***** The records
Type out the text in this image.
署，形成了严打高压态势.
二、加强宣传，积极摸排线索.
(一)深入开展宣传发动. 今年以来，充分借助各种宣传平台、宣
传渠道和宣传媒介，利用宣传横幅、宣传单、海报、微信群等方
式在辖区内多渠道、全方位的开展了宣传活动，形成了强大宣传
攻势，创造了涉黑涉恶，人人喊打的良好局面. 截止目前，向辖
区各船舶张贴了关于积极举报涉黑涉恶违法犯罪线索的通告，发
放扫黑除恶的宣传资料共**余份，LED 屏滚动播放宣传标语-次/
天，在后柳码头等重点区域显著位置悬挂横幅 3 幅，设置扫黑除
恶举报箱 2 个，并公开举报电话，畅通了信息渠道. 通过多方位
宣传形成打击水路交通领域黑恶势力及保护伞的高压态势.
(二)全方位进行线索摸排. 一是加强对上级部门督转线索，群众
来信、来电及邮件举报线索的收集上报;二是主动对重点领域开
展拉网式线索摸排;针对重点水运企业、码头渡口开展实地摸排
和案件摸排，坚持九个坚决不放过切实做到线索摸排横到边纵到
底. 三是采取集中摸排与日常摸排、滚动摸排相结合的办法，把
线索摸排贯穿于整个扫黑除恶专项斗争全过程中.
**********
- Description of the task
Each line of the listing should be echoed back exactly.

- The response
Type out the text in this image.
署，形成了严打高压态势.
二、加强宣传，积极摸排线索.
(一)深入开展宣传发动. 今年以来，充分借助各种宣传平台、宣
传渠道和宣传媒介，利用宣传横幅、宣传单、海报、微信群等方
式在辖区内多渠道、全方位的开展了宣传活动，形成了强大宣传
攻势，创造了涉黑涉恶，人人喊打的良好局面. 截止目前，向辖
区各船舶张贴了关于积极举报涉黑涉恶违法犯罪线索的通告，发
放扫黑除恶的宣传资料共**余份，LED 屏滚动播放宣传标语-次/
天，在后柳码头等重点区域显著位置悬挂横幅 3 幅，设置扫黑除
恶举报箱 2 个，并公开举报电话，畅通了信息渠道. 通过多方位
宣传形成打击水路交通领域黑恶势力及保护伞的高压态势.
(二)全方位进行线索摸排. 一是加强对上级部门督转线索，群众
来信、来电及邮件举报线索的收集上报;二是主动对重点领域开
展拉网式线索摸排;针对重点水运企业、码头渡口开展实地摸排
和案件摸排，坚持九个坚决不放过切实做到线索摸排横到边纵到
底. 三是采取集中摸排与日常摸排、滚动摸排相结合的办法，把
线索摸排贯穿于整个扫黑除恶专项斗争全过程中.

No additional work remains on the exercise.